"""

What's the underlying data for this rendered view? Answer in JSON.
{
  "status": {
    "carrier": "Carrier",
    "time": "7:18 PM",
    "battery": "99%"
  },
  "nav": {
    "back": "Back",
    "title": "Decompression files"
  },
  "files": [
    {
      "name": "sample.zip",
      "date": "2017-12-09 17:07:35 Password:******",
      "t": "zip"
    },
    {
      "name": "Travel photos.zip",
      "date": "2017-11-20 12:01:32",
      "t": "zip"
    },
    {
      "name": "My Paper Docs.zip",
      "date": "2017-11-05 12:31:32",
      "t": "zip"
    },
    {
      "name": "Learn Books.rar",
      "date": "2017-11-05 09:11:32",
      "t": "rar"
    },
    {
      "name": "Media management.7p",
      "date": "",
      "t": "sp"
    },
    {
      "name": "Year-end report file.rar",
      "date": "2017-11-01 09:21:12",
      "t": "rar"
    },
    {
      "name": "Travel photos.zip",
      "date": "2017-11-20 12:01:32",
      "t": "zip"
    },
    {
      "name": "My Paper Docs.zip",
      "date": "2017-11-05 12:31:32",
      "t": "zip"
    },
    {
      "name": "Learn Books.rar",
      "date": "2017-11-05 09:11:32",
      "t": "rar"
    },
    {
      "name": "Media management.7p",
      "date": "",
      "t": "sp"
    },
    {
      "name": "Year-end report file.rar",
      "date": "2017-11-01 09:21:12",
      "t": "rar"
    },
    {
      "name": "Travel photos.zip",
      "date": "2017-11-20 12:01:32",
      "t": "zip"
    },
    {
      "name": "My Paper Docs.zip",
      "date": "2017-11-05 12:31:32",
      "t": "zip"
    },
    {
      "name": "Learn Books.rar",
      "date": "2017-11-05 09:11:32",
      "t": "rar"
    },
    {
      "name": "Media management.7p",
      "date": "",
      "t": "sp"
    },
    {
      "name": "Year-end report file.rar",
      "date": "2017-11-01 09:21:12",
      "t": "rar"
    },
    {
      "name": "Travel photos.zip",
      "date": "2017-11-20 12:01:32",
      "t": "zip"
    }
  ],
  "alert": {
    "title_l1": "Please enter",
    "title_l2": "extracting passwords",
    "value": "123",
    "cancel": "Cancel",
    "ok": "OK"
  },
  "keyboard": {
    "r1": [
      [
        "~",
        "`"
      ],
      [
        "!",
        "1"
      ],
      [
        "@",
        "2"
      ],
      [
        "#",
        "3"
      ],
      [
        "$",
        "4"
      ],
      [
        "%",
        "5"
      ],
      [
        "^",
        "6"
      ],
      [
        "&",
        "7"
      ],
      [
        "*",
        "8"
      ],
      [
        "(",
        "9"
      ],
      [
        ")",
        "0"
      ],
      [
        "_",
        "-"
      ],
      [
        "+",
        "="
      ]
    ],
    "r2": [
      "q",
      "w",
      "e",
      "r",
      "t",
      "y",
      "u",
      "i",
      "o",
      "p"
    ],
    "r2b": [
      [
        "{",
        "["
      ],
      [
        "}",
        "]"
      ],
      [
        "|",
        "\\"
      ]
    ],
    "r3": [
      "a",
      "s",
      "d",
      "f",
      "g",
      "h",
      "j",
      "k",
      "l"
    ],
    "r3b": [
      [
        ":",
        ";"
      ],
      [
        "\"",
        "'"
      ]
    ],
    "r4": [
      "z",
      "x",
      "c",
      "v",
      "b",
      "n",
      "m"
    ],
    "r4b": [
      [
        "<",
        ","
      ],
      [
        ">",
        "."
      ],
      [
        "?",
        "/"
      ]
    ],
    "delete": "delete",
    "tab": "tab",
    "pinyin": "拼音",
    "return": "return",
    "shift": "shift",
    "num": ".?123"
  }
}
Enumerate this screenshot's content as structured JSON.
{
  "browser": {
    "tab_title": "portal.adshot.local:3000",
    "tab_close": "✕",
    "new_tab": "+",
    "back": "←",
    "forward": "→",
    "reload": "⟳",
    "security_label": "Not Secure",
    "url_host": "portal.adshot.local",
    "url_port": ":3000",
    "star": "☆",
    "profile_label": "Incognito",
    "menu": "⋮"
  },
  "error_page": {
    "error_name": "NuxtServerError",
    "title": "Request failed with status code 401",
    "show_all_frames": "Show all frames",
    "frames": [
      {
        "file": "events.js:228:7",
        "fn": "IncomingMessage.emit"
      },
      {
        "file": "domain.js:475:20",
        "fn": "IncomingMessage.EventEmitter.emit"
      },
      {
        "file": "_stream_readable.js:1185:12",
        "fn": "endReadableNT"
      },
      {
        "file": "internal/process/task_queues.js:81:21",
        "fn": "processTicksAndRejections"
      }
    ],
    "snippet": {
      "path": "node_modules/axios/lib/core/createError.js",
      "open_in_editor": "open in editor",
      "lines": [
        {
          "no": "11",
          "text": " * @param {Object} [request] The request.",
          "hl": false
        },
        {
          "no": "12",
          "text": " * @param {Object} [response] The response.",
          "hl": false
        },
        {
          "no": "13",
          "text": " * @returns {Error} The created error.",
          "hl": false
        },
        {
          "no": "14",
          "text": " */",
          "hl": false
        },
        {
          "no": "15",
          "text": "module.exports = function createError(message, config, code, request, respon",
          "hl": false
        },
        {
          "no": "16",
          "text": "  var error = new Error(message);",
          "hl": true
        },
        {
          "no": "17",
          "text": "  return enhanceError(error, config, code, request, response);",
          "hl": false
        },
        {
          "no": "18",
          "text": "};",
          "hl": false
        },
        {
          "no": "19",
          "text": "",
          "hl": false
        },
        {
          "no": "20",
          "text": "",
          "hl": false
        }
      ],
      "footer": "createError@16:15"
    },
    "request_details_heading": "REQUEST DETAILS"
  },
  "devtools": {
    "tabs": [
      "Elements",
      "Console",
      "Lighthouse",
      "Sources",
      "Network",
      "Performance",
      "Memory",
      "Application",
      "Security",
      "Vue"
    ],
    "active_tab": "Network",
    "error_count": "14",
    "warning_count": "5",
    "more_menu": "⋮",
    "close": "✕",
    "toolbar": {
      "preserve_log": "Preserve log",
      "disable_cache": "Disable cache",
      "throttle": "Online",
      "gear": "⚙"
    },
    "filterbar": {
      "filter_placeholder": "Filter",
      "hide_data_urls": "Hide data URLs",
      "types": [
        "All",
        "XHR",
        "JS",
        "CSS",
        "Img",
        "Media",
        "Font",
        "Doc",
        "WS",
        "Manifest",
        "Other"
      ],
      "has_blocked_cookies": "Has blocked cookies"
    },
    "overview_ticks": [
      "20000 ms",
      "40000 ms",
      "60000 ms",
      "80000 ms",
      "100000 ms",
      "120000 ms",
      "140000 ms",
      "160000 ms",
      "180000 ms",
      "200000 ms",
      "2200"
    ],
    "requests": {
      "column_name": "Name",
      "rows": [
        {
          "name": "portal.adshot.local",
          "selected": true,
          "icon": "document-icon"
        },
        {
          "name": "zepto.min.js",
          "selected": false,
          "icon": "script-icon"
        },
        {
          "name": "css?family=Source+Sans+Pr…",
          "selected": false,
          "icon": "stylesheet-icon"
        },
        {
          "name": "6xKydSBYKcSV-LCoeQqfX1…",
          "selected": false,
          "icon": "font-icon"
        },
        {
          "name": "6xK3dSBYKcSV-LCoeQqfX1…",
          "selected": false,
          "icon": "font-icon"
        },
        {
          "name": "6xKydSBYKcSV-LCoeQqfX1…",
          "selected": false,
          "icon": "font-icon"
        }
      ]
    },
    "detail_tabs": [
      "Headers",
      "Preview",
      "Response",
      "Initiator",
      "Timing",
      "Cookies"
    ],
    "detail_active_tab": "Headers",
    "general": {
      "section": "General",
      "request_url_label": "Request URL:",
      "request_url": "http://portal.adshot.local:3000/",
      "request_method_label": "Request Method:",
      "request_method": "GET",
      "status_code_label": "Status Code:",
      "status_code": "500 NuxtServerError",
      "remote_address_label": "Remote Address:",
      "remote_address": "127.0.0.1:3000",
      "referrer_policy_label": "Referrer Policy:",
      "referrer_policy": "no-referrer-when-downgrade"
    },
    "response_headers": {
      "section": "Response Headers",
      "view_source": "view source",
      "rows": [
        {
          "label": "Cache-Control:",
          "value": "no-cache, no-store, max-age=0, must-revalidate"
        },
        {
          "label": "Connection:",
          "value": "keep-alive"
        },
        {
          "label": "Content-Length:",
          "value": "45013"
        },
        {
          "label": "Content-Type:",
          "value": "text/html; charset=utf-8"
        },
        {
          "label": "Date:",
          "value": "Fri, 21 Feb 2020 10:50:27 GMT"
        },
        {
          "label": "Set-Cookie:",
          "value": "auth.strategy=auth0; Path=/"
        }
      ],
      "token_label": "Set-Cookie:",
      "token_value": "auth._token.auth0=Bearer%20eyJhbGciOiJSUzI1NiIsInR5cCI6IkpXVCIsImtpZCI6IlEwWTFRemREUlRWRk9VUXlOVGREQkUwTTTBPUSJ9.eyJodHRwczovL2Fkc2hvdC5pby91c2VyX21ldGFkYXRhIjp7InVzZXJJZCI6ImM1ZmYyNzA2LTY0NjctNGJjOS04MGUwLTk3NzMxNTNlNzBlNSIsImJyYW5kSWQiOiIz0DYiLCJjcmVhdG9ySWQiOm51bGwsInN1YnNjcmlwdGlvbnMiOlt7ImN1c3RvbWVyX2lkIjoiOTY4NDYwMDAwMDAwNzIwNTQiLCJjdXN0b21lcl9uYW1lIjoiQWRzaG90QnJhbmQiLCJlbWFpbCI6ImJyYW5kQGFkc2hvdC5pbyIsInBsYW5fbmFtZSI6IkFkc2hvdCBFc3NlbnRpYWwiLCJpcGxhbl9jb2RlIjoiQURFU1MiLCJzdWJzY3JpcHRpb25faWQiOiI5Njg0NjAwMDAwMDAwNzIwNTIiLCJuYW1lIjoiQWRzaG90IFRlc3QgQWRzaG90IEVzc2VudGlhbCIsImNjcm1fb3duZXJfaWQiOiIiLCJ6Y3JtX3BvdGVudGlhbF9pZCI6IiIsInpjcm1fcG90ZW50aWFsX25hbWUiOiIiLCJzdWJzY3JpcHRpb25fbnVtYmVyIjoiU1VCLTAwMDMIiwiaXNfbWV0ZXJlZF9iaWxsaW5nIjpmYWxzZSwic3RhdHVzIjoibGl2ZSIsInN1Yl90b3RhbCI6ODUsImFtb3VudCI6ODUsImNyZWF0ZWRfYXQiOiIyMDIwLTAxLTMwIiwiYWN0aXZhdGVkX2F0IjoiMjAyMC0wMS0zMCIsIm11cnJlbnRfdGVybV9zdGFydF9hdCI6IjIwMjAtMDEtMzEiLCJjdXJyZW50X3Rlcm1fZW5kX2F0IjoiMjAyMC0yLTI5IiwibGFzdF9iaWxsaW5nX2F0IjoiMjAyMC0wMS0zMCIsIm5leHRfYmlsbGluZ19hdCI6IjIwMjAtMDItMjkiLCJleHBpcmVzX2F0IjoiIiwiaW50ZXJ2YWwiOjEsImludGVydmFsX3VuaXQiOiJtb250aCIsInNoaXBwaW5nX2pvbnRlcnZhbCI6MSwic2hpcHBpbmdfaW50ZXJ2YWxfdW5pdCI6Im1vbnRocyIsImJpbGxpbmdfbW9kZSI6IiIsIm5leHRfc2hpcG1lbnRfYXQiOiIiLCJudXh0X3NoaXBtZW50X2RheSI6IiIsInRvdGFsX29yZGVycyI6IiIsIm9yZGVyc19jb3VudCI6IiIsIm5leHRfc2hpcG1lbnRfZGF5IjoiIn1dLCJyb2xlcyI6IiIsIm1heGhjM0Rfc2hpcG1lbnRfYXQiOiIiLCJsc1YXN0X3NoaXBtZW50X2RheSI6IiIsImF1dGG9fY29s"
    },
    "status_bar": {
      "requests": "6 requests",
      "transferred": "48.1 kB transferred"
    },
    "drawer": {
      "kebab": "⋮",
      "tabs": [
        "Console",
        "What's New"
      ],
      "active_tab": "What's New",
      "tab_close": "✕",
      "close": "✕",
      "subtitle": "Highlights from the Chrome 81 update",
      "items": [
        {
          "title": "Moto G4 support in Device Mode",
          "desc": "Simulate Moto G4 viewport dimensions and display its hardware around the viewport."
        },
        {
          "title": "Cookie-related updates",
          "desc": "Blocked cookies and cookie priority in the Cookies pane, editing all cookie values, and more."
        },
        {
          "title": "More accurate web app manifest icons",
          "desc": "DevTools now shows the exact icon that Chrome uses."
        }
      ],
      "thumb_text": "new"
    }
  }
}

"""

Give solely the number of lines in the data that contain the string "createError".

3